▽

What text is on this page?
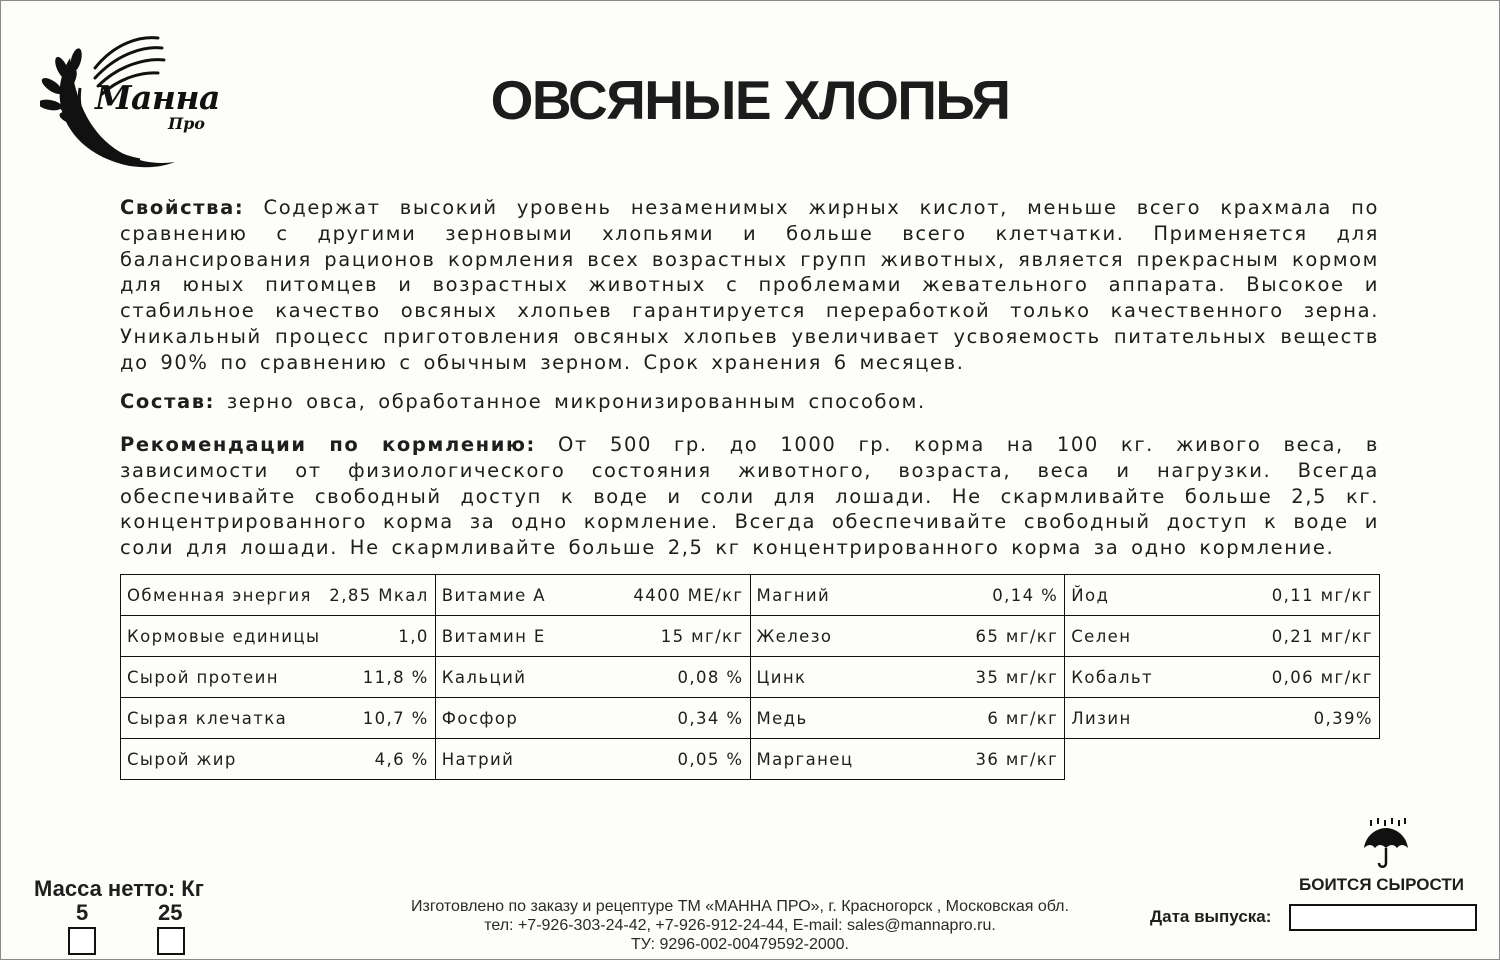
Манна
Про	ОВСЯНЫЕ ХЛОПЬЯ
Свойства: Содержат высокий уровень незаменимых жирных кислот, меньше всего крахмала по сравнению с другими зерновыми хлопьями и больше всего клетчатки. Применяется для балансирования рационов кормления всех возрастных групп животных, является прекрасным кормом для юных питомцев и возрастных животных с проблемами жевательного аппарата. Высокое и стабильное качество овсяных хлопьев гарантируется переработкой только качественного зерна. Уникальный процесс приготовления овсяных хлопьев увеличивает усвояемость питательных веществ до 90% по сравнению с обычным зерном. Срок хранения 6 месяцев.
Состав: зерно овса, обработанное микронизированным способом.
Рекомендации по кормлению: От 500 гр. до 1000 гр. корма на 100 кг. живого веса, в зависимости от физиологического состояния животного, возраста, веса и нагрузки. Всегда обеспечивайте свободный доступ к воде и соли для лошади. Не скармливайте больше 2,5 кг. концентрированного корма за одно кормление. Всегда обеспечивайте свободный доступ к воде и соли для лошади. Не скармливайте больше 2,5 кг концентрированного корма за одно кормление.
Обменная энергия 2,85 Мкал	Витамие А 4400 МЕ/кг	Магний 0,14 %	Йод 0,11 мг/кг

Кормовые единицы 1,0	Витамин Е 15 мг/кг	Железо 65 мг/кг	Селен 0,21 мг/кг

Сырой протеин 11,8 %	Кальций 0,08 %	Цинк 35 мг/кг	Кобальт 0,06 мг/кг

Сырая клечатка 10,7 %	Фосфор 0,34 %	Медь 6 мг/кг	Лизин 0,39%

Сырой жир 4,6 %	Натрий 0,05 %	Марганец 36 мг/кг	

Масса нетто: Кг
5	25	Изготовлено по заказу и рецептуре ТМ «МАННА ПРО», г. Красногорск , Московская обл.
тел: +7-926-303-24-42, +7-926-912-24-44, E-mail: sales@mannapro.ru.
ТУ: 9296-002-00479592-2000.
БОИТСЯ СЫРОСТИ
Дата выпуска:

△
▽

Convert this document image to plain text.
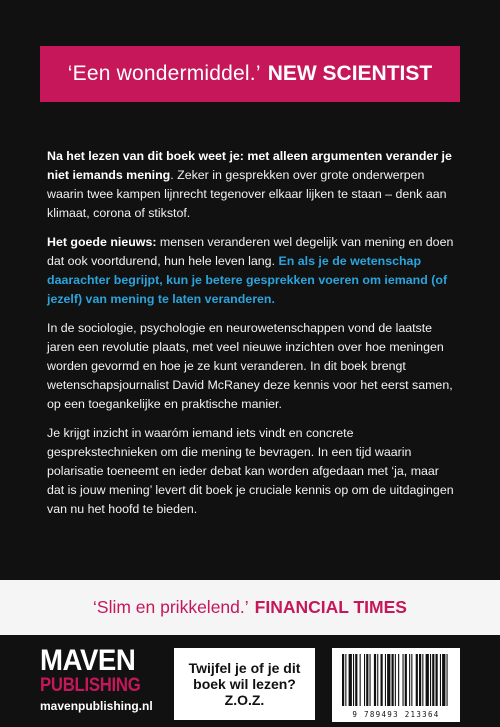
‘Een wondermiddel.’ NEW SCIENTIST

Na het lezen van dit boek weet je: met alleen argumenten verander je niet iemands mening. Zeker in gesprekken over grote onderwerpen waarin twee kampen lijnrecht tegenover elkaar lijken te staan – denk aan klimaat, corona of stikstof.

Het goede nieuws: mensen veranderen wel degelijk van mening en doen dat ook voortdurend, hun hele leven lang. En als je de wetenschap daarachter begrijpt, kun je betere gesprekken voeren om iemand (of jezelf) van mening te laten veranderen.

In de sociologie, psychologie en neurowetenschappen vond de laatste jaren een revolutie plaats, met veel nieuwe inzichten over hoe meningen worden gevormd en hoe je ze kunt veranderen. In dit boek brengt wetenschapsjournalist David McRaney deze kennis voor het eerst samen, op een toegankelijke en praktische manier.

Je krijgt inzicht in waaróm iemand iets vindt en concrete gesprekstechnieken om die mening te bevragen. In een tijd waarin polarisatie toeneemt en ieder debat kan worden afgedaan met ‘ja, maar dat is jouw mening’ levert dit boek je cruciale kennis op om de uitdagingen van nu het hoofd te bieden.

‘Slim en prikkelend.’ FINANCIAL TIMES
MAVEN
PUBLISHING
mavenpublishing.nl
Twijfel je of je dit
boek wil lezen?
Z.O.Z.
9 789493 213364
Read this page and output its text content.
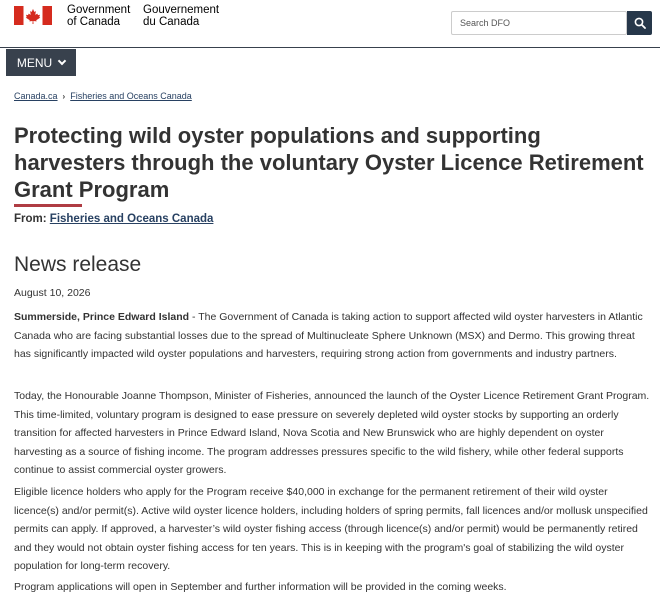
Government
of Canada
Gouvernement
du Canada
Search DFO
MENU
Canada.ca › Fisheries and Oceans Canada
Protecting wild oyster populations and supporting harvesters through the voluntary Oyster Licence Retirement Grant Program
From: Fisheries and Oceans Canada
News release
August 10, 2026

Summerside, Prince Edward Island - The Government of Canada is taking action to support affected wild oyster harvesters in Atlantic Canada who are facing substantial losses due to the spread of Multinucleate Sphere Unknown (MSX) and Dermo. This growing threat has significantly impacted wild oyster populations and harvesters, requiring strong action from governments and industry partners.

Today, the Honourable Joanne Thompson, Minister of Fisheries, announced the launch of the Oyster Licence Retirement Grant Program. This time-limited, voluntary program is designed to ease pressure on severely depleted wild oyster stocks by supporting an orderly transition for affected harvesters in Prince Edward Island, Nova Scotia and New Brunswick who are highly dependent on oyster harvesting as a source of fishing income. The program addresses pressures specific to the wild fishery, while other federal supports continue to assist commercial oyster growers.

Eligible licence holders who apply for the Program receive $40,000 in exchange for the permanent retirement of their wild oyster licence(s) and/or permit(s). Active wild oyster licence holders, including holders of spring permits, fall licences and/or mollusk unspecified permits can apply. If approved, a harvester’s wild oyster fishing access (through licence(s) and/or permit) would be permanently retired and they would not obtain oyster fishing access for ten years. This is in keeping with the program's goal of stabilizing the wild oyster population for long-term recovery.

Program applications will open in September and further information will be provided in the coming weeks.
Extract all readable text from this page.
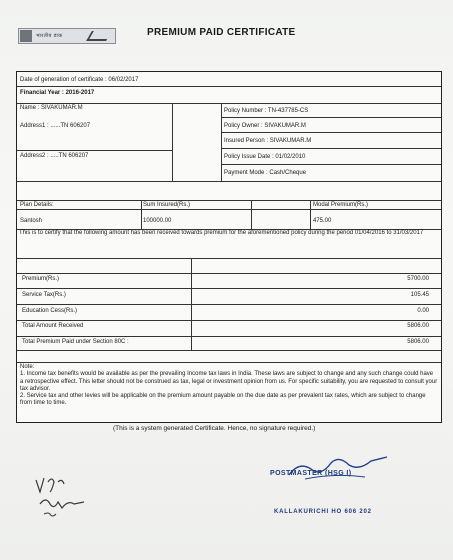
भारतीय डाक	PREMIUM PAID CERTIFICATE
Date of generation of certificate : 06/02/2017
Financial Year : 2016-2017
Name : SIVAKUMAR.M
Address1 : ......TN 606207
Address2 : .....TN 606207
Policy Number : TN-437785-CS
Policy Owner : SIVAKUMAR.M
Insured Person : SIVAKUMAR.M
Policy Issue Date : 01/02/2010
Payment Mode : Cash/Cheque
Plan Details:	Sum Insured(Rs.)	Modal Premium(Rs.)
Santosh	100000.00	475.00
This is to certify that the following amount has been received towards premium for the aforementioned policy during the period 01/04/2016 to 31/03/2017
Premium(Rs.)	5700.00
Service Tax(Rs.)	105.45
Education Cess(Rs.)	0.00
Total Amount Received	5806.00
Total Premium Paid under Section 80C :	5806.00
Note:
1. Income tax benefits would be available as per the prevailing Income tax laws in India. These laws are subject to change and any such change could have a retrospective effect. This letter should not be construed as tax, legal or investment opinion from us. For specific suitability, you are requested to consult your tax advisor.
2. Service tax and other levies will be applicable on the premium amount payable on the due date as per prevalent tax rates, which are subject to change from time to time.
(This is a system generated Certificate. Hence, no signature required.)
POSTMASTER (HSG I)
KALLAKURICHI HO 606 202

△
▽

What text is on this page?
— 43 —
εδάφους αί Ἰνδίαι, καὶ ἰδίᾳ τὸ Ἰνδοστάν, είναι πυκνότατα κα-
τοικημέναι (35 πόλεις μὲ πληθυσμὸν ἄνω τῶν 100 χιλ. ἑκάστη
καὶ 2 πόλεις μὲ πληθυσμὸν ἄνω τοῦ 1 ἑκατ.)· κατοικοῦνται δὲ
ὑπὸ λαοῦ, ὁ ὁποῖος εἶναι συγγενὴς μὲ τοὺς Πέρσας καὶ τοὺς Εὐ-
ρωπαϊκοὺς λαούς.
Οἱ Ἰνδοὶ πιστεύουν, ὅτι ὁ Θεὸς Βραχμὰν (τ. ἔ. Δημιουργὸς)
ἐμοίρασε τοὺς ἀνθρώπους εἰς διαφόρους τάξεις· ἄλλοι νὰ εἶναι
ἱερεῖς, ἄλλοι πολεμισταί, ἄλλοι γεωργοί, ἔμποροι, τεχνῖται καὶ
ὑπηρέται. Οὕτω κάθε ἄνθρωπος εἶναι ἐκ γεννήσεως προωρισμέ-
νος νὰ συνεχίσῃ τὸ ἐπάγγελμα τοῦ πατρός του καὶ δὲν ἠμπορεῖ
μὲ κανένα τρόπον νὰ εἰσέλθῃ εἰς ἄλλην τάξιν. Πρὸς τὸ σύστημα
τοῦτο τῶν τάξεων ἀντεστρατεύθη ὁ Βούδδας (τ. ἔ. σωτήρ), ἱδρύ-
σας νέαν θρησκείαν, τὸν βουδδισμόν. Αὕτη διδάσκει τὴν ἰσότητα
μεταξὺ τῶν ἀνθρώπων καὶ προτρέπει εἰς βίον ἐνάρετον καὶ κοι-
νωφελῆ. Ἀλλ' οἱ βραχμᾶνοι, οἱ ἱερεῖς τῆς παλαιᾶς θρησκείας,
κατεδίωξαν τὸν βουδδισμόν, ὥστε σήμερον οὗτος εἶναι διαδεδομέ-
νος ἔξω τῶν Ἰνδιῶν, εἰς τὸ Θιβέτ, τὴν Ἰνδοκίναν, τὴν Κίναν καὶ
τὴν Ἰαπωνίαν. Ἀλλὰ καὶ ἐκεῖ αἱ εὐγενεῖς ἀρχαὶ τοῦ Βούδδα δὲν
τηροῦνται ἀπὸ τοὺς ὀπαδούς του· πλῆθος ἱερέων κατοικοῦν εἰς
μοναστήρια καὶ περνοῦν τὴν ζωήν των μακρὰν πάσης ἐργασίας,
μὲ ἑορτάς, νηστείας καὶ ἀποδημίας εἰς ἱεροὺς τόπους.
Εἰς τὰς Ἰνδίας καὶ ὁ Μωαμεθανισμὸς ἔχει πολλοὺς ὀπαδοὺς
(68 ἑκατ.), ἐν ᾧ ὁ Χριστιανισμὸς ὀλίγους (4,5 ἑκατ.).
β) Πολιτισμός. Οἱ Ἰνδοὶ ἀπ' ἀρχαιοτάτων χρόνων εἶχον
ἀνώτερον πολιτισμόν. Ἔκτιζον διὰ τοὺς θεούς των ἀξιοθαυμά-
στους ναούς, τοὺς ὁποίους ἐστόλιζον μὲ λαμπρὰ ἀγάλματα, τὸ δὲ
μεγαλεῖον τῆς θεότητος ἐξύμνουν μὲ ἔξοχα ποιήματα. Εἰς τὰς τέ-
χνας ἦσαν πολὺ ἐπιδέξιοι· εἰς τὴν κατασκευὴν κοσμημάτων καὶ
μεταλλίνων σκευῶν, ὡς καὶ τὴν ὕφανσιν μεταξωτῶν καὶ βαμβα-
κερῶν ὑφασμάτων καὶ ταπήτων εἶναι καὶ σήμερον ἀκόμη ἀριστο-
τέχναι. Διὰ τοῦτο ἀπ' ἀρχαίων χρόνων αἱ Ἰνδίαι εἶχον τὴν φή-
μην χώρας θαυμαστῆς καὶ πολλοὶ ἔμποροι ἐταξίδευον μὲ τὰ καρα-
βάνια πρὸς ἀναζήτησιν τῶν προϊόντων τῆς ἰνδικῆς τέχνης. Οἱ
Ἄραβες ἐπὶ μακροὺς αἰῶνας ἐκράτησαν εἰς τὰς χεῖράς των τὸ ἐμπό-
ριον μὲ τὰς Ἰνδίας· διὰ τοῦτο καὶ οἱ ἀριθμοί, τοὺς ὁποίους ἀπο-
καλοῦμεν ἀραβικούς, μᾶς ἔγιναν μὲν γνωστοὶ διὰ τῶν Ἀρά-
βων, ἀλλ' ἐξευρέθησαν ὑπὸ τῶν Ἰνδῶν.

△

(Exercise prompt): Say how many lines of the data include the word "εἶχον". Respond with the number alone.

(Answer to this problem): 2